Data items
=-=-=

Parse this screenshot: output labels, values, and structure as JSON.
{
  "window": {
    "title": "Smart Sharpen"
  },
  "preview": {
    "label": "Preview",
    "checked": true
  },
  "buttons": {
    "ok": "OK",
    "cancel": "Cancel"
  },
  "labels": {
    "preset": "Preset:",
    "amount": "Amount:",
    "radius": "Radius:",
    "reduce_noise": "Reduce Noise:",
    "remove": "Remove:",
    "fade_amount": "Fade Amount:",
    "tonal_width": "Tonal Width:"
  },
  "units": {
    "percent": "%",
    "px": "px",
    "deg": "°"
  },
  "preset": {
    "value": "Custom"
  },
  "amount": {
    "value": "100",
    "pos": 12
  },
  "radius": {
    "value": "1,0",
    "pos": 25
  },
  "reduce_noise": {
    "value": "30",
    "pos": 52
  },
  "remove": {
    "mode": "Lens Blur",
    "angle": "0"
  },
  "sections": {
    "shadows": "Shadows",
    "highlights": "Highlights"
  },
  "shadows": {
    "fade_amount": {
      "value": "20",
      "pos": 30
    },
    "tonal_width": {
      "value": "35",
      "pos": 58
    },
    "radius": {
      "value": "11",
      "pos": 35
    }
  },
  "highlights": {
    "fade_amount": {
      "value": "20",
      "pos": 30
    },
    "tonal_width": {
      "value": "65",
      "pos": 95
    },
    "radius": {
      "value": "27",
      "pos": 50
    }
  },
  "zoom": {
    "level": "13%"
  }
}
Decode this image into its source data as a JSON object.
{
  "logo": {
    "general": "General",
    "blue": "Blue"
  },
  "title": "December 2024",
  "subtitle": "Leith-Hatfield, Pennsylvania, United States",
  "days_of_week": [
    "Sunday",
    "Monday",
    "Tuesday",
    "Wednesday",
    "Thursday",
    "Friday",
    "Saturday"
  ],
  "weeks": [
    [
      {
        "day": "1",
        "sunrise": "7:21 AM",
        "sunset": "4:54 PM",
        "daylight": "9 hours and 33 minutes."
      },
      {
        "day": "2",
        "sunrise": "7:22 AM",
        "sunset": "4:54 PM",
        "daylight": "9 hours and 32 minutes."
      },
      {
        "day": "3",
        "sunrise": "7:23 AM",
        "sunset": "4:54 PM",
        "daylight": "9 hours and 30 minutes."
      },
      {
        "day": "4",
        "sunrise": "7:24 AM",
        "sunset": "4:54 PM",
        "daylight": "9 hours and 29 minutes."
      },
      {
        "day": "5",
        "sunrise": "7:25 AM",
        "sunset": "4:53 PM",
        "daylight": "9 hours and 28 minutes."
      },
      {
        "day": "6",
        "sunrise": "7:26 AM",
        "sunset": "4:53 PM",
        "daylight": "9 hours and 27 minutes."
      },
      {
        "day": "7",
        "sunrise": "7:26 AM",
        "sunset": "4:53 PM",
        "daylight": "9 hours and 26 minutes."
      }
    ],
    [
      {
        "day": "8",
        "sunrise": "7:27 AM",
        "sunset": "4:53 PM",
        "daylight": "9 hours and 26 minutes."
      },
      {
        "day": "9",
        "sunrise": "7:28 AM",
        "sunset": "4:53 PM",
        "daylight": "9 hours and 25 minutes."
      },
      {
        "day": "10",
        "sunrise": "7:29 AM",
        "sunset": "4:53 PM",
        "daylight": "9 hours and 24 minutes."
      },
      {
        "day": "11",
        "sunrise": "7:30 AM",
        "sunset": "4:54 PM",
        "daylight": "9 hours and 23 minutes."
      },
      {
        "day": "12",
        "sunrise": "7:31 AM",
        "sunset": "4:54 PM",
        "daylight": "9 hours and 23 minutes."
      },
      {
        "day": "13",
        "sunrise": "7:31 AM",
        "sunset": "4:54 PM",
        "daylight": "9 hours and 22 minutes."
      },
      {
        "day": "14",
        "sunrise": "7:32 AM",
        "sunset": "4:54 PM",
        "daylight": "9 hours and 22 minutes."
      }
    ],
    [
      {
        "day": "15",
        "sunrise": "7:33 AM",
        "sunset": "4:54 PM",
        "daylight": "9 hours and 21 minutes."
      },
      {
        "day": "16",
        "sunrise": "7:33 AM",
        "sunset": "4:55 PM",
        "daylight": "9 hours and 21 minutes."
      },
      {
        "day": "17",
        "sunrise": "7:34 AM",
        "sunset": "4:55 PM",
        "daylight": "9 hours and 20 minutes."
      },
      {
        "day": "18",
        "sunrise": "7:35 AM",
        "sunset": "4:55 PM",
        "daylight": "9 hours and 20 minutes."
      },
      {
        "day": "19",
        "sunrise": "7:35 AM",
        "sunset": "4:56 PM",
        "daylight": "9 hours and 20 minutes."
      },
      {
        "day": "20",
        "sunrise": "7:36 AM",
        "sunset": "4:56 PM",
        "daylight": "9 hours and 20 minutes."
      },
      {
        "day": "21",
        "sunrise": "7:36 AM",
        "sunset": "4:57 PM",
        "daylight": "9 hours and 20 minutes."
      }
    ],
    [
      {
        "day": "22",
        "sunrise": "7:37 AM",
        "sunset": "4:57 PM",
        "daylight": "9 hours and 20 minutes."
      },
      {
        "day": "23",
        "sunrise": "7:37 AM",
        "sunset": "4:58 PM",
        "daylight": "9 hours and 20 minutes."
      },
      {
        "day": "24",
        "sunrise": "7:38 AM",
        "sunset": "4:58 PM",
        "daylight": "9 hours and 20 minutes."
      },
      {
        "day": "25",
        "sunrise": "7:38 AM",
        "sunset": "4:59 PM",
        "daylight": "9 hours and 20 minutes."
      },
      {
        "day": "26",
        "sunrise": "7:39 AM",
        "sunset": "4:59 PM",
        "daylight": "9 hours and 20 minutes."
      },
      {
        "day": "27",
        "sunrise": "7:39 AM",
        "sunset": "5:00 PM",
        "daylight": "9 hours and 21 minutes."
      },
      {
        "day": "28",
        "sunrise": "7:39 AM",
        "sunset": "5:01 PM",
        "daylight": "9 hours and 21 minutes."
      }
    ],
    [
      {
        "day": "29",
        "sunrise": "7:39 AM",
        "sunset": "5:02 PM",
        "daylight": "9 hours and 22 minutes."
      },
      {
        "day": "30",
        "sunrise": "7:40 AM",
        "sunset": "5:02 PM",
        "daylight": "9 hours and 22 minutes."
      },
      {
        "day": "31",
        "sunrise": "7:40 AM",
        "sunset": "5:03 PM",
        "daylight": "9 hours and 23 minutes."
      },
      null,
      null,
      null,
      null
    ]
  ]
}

=-=-=

* **WHAT YOU ARE ASKED TO DO**
Write out every record, exactly as written.

* **REPLY**
Parse this screenshot: output labels, values, and structure as JSON.
{
  "window": {
    "title": "Smart Sharpen"
  },
  "preview": {
    "label": "Preview",
    "checked": true
  },
  "buttons": {
    "ok": "OK",
    "cancel": "Cancel"
  },
  "labels": {
    "preset": "Preset:",
    "amount": "Amount:",
    "radius": "Radius:",
    "reduce_noise": "Reduce Noise:",
    "remove": "Remove:",
    "fade_amount": "Fade Amount:",
    "tonal_width": "Tonal Width:"
  },
  "units": {
    "percent": "%",
    "px": "px",
    "deg": "°"
  },
  "preset": {
    "value": "Custom"
  },
  "amount": {
    "value": "100",
    "pos": 12
  },
  "radius": {
    "value": "1,0",
    "pos": 25
  },
  "reduce_noise": {
    "value": "30",
    "pos": 52
  },
  "remove": {
    "mode": "Lens Blur",
    "angle": "0"
  },
  "sections": {
    "shadows": "Shadows",
    "highlights": "Highlights"
  },
  "shadows": {
    "fade_amount": {
      "value": "20",
      "pos": 30
    },
    "tonal_width": {
      "value": "35",
      "pos": 58
    },
    "radius": {
      "value": "11",
      "pos": 35
    }
  },
  "highlights": {
    "fade_amount": {
      "value": "20",
      "pos": 30
    },
    "tonal_width": {
      "value": "65",
      "pos": 95
    },
    "radius": {
      "value": "27",
      "pos": 50
    }
  },
  "zoom": {
    "level": "13%"
  }
}
Decode this image into its source data as a JSON object.
{
  "logo": {
    "general": "General",
    "blue": "Blue"
  },
  "title": "December 2024",
  "subtitle": "Leith-Hatfield, Pennsylvania, United States",
  "days_of_week": [
    "Sunday",
    "Monday",
    "Tuesday",
    "Wednesday",
    "Thursday",
    "Friday",
    "Saturday"
  ],
  "weeks": [
    [
      {
        "day": "1",
        "sunrise": "7:21 AM",
        "sunset": "4:54 PM",
        "daylight": "9 hours and 33 minutes."
      },
      {
        "day": "2",
        "sunrise": "7:22 AM",
        "sunset": "4:54 PM",
        "daylight": "9 hours and 32 minutes."
      },
      {
        "day": "3",
        "sunrise": "7:23 AM",
        "sunset": "4:54 PM",
        "daylight": "9 hours and 30 minutes."
      },
      {
        "day": "4",
        "sunrise": "7:24 AM",
        "sunset": "4:54 PM",
        "daylight": "9 hours and 29 minutes."
      },
      {
        "day": "5",
        "sunrise": "7:25 AM",
        "sunset": "4:53 PM",
        "daylight": "9 hours and 28 minutes."
      },
      {
        "day": "6",
        "sunrise": "7:26 AM",
        "sunset": "4:53 PM",
        "daylight": "9 hours and 27 minutes."
      },
      {
        "day": "7",
        "sunrise": "7:26 AM",
        "sunset": "4:53 PM",
        "daylight": "9 hours and 26 minutes."
      }
    ],
    [
      {
        "day": "8",
        "sunrise": "7:27 AM",
        "sunset": "4:53 PM",
        "daylight": "9 hours and 26 minutes."
      },
      {
        "day": "9",
        "sunrise": "7:28 AM",
        "sunset": "4:53 PM",
        "daylight": "9 hours and 25 minutes."
      },
      {
        "day": "10",
        "sunrise": "7:29 AM",
        "sunset": "4:53 PM",
        "daylight": "9 hours and 24 minutes."
      },
      {
        "day": "11",
        "sunrise": "7:30 AM",
        "sunset": "4:54 PM",
        "daylight": "9 hours and 23 minutes."
      },
      {
        "day": "12",
        "sunrise": "7:31 AM",
        "sunset": "4:54 PM",
        "daylight": "9 hours and 23 minutes."
      },
      {
        "day": "13",
        "sunrise": "7:31 AM",
        "sunset": "4:54 PM",
        "daylight": "9 hours and 22 minutes."
      },
      {
        "day": "14",
        "sunrise": "7:32 AM",
        "sunset": "4:54 PM",
        "daylight": "9 hours and 22 minutes."
      }
    ],
    [
      {
        "day": "15",
        "sunrise": "7:33 AM",
        "sunset": "4:54 PM",
        "daylight": "9 hours and 21 minutes."
      },
      {
        "day": "16",
        "sunrise": "7:33 AM",
        "sunset": "4:55 PM",
        "daylight": "9 hours and 21 minutes."
      },
      {
        "day": "17",
        "sunrise": "7:34 AM",
        "sunset": "4:55 PM",
        "daylight": "9 hours and 20 minutes."
      },
      {
        "day": "18",
        "sunrise": "7:35 AM",
        "sunset": "4:55 PM",
        "daylight": "9 hours and 20 minutes."
      },
      {
        "day": "19",
        "sunrise": "7:35 AM",
        "sunset": "4:56 PM",
        "daylight": "9 hours and 20 minutes."
      },
      {
        "day": "20",
        "sunrise": "7:36 AM",
        "sunset": "4:56 PM",
        "daylight": "9 hours and 20 minutes."
      },
      {
        "day": "21",
        "sunrise": "7:36 AM",
        "sunset": "4:57 PM",
        "daylight": "9 hours and 20 minutes."
      }
    ],
    [
      {
        "day": "22",
        "sunrise": "7:37 AM",
        "sunset": "4:57 PM",
        "daylight": "9 hours and 20 minutes."
      },
      {
        "day": "23",
        "sunrise": "7:37 AM",
        "sunset": "4:58 PM",
        "daylight": "9 hours and 20 minutes."
      },
      {
        "day": "24",
        "sunrise": "7:38 AM",
        "sunset": "4:58 PM",
        "daylight": "9 hours and 20 minutes."
      },
      {
        "day": "25",
        "sunrise": "7:38 AM",
        "sunset": "4:59 PM",
        "daylight": "9 hours and 20 minutes."
      },
      {
        "day": "26",
        "sunrise": "7:39 AM",
        "sunset": "4:59 PM",
        "daylight": "9 hours and 20 minutes."
      },
      {
        "day": "27",
        "sunrise": "7:39 AM",
        "sunset": "5:00 PM",
        "daylight": "9 hours and 21 minutes."
      },
      {
        "day": "28",
        "sunrise": "7:39 AM",
        "sunset": "5:01 PM",
        "daylight": "9 hours and 21 minutes."
      }
    ],
    [
      {
        "day": "29",
        "sunrise": "7:39 AM",
        "sunset": "5:02 PM",
        "daylight": "9 hours and 22 minutes."
      },
      {
        "day": "30",
        "sunrise": "7:40 AM",
        "sunset": "5:02 PM",
        "daylight": "9 hours and 22 minutes."
      },
      {
        "day": "31",
        "sunrise": "7:40 AM",
        "sunset": "5:03 PM",
        "daylight": "9 hours and 23 minutes."
      },
      null,
      null,
      null,
      null
    ]
  ]
}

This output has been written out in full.